# SUPPLIED ENTRIES
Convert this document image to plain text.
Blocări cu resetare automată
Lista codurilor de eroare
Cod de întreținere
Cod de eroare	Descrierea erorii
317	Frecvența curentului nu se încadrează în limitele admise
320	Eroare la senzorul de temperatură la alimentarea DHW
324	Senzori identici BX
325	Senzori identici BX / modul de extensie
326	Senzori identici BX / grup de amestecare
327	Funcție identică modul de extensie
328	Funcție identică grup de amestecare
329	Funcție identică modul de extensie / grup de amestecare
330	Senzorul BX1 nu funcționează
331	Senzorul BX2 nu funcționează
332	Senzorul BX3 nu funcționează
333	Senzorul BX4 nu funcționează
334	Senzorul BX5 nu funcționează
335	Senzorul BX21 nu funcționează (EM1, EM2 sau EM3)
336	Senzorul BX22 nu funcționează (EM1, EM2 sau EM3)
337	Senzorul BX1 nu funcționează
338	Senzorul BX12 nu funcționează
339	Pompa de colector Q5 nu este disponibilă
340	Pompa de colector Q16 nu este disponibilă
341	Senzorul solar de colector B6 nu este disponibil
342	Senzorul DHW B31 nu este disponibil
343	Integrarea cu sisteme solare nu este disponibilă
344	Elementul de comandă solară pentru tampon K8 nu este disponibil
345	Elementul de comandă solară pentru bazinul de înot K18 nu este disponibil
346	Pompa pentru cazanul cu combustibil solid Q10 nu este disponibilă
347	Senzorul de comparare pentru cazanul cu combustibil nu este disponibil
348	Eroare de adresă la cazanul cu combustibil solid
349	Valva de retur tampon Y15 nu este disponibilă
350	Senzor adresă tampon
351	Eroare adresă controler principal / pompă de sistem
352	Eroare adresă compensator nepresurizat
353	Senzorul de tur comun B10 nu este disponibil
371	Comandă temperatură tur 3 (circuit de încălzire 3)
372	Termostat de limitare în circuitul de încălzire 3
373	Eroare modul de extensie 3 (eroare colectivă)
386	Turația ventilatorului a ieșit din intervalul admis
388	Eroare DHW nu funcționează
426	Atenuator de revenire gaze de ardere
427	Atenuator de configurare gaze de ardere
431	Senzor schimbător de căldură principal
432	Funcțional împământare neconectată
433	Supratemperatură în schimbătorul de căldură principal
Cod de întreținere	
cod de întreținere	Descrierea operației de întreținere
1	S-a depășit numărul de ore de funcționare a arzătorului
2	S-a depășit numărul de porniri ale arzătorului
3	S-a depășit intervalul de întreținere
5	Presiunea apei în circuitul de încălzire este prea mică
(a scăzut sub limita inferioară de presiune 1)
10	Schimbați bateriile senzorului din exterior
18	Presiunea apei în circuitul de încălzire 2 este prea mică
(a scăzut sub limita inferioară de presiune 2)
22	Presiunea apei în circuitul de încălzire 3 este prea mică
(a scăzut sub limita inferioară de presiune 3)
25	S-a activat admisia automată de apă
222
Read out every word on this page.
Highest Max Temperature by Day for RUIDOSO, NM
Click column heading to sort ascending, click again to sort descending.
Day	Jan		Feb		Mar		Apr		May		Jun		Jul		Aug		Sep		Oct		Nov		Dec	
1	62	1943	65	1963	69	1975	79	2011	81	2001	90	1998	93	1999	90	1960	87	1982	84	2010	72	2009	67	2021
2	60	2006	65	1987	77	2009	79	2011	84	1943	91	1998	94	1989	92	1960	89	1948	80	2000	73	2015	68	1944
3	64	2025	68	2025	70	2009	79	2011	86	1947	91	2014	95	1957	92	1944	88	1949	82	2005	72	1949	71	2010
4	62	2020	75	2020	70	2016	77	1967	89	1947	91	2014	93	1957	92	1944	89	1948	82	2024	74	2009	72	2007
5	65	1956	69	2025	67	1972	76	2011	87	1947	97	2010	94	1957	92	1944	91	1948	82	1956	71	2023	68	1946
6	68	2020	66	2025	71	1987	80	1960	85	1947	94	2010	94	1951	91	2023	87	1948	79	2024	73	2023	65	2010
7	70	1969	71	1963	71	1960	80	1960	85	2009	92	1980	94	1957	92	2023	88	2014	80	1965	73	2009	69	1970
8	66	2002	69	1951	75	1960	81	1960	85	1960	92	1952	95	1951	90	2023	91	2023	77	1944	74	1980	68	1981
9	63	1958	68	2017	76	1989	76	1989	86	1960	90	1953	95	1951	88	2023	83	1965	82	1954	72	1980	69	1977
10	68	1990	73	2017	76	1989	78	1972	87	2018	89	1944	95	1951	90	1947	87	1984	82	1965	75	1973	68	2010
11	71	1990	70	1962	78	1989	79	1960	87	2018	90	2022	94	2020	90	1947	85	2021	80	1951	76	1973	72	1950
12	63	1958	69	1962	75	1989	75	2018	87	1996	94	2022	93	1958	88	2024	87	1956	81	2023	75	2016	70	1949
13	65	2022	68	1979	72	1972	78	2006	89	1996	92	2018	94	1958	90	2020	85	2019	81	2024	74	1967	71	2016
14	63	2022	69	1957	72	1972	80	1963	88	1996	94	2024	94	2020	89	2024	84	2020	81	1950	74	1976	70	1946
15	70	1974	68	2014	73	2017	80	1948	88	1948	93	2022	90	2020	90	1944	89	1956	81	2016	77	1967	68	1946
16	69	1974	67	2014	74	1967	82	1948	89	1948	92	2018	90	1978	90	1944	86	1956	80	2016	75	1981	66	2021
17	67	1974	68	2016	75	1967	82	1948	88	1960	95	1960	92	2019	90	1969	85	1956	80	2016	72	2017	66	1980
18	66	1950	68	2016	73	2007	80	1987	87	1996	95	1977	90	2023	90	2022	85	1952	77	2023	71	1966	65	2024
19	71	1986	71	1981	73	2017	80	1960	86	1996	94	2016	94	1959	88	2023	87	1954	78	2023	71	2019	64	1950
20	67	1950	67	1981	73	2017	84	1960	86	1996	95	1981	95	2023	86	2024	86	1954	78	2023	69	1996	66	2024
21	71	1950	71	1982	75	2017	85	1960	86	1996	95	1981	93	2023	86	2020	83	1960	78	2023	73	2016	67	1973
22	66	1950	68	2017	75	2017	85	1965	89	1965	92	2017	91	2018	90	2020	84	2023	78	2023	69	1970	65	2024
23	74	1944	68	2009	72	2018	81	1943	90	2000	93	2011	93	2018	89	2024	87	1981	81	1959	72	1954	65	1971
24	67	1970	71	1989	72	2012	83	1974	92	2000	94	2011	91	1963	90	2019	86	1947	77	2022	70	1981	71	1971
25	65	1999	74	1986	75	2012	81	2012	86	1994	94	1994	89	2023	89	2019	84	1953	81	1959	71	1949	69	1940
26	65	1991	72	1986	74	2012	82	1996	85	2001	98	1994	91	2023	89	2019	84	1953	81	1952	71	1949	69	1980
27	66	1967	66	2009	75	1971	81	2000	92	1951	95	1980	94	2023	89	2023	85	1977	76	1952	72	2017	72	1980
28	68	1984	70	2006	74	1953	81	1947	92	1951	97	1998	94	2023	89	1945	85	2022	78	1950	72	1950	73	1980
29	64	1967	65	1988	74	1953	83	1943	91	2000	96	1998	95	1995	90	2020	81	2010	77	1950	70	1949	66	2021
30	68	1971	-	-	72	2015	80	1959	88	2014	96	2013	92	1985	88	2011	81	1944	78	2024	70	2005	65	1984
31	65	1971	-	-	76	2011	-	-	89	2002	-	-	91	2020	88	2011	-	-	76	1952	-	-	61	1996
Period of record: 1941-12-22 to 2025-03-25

# JOB
Output all of the material exactly as written.

# EXERCISE RESPONSE
Convert this document image to plain text.
Blocări cu resetare automată
Lista codurilor de eroare
Cod de întreținere
Cod de eroare	Descrierea erorii
317	Frecvența curentului nu se încadrează în limitele admise
320	Eroare la senzorul de temperatură la alimentarea DHW
324	Senzori identici BX
325	Senzori identici BX / modul de extensie
326	Senzori identici BX / grup de amestecare
327	Funcție identică modul de extensie
328	Funcție identică grup de amestecare
329	Funcție identică modul de extensie / grup de amestecare
330	Senzorul BX1 nu funcționează
331	Senzorul BX2 nu funcționează
332	Senzorul BX3 nu funcționează
333	Senzorul BX4 nu funcționează
334	Senzorul BX5 nu funcționează
335	Senzorul BX21 nu funcționează (EM1, EM2 sau EM3)
336	Senzorul BX22 nu funcționează (EM1, EM2 sau EM3)
337	Senzorul BX1 nu funcționează
338	Senzorul BX12 nu funcționează
339	Pompa de colector Q5 nu este disponibilă
340	Pompa de colector Q16 nu este disponibilă
341	Senzorul solar de colector B6 nu este disponibil
342	Senzorul DHW B31 nu este disponibil
343	Integrarea cu sisteme solare nu este disponibilă
344	Elementul de comandă solară pentru tampon K8 nu este disponibil
345	Elementul de comandă solară pentru bazinul de înot K18 nu este disponibil
346	Pompa pentru cazanul cu combustibil solid Q10 nu este disponibilă
347	Senzorul de comparare pentru cazanul cu combustibil nu este disponibil
348	Eroare de adresă la cazanul cu combustibil solid
349	Valva de retur tampon Y15 nu este disponibilă
350	Senzor adresă tampon
351	Eroare adresă controler principal / pompă de sistem
352	Eroare adresă compensator nepresurizat
353	Senzorul de tur comun B10 nu este disponibil
371	Comandă temperatură tur 3 (circuit de încălzire 3)
372	Termostat de limitare în circuitul de încălzire 3
373	Eroare modul de extensie 3 (eroare colectivă)
386	Turația ventilatorului a ieșit din intervalul admis
388	Eroare DHW nu funcționează
426	Atenuator de revenire gaze de ardere
427	Atenuator de configurare gaze de ardere
431	Senzor schimbător de căldură principal
432	Funcțional împământare neconectată
433	Supratemperatură în schimbătorul de căldură principal
Cod de întreținere	
cod de întreținere	Descrierea operației de întreținere
1	S-a depășit numărul de ore de funcționare a arzătorului
2	S-a depășit numărul de porniri ale arzătorului
3	S-a depășit intervalul de întreținere
5	Presiunea apei în circuitul de încălzire este prea mică
(a scăzut sub limita inferioară de presiune 1)
10	Schimbați bateriile senzorului din exterior
18	Presiunea apei în circuitul de încălzire 2 este prea mică
(a scăzut sub limita inferioară de presiune 2)
22	Presiunea apei în circuitul de încălzire 3 este prea mică
(a scăzut sub limita inferioară de presiune 3)
25	S-a activat admisia automată de apă
222
Read out every word on this page.
Highest Max Temperature by Day for RUIDOSO, NM
Click column heading to sort ascending, click again to sort descending.
Day	Jan		Feb		Mar		Apr		May		Jun		Jul		Aug		Sep		Oct		Nov		Dec	
1	62	1943	65	1963	69	1975	79	2011	81	2001	90	1998	93	1999	90	1960	87	1982	84	2010	72	2009	67	2021
2	60	2006	65	1987	77	2009	79	2011	84	1943	91	1998	94	1989	92	1960	89	1948	80	2000	73	2015	68	1944
3	64	2025	68	2025	70	2009	79	2011	86	1947	91	2014	95	1957	92	1944	88	1949	82	2005	72	1949	71	2010
4	62	2020	75	2020	70	2016	77	1967	89	1947	91	2014	93	1957	92	1944	89	1948	82	2024	74	2009	72	2007
5	65	1956	69	2025	67	1972	76	2011	87	1947	97	2010	94	1957	92	1944	91	1948	82	1956	71	2023	68	1946
6	68	2020	66	2025	71	1987	80	1960	85	1947	94	2010	94	1951	91	2023	87	1948	79	2024	73	2023	65	2010
7	70	1969	71	1963	71	1960	80	1960	85	2009	92	1980	94	1957	92	2023	88	2014	80	1965	73	2009	69	1970
8	66	2002	69	1951	75	1960	81	1960	85	1960	92	1952	95	1951	90	2023	91	2023	77	1944	74	1980	68	1981
9	63	1958	68	2017	76	1989	76	1989	86	1960	90	1953	95	1951	88	2023	83	1965	82	1954	72	1980	69	1977
10	68	1990	73	2017	76	1989	78	1972	87	2018	89	1944	95	1951	90	1947	87	1984	82	1965	75	1973	68	2010
11	71	1990	70	1962	78	1989	79	1960	87	2018	90	2022	94	2020	90	1947	85	2021	80	1951	76	1973	72	1950
12	63	1958	69	1962	75	1989	75	2018	87	1996	94	2022	93	1958	88	2024	87	1956	81	2023	75	2016	70	1949
13	65	2022	68	1979	72	1972	78	2006	89	1996	92	2018	94	1958	90	2020	85	2019	81	2024	74	1967	71	2016
14	63	2022	69	1957	72	1972	80	1963	88	1996	94	2024	94	2020	89	2024	84	2020	81	1950	74	1976	70	1946
15	70	1974	68	2014	73	2017	80	1948	88	1948	93	2022	90	2020	90	1944	89	1956	81	2016	77	1967	68	1946
16	69	1974	67	2014	74	1967	82	1948	89	1948	92	2018	90	1978	90	1944	86	1956	80	2016	75	1981	66	2021
17	67	1974	68	2016	75	1967	82	1948	88	1960	95	1960	92	2019	90	1969	85	1956	80	2016	72	2017	66	1980
18	66	1950	68	2016	73	2007	80	1987	87	1996	95	1977	90	2023	90	2022	85	1952	77	2023	71	1966	65	2024
19	71	1986	71	1981	73	2017	80	1960	86	1996	94	2016	94	1959	88	2023	87	1954	78	2023	71	2019	64	1950
20	67	1950	67	1981	73	2017	84	1960	86	1996	95	1981	95	2023	86	2024	86	1954	78	2023	69	1996	66	2024
21	71	1950	71	1982	75	2017	85	1960	86	1996	95	1981	93	2023	86	2020	83	1960	78	2023	73	2016	67	1973
22	66	1950	68	2017	75	2017	85	1965	89	1965	92	2017	91	2018	90	2020	84	2023	78	2023	69	1970	65	2024
23	74	1944	68	2009	72	2018	81	1943	90	2000	93	2011	93	2018	89	2024	87	1981	81	1959	72	1954	65	1971
24	67	1970	71	1989	72	2012	83	1974	92	2000	94	2011	91	1963	90	2019	86	1947	77	2022	70	1981	71	1971
25	65	1999	74	1986	75	2012	81	2012	86	1994	94	1994	89	2023	89	2019	84	1953	81	1959	71	1949	69	1940
26	65	1991	72	1986	74	2012	82	1996	85	2001	98	1994	91	2023	89	2019	84	1953	81	1952	71	1949	69	1980
27	66	1967	66	2009	75	1971	81	2000	92	1951	95	1980	94	2023	89	2023	85	1977	76	1952	72	2017	72	1980
28	68	1984	70	2006	74	1953	81	1947	92	1951	97	1998	94	2023	89	1945	85	2022	78	1950	72	1950	73	1980
29	64	1967	65	1988	74	1953	83	1943	91	2000	96	1998	95	1995	90	2020	81	2010	77	1950	70	1949	66	2021
30	68	1971	-	-	72	2015	80	1959	88	2014	96	2013	92	1985	88	2011	81	1944	78	2024	70	2005	65	1984
31	65	1971	-	-	76	2011	-	-	89	2002	-	-	91	2020	88	2011	-	-	76	1952	-	-	61	1996
Period of record: 1941-12-22 to 2025-03-25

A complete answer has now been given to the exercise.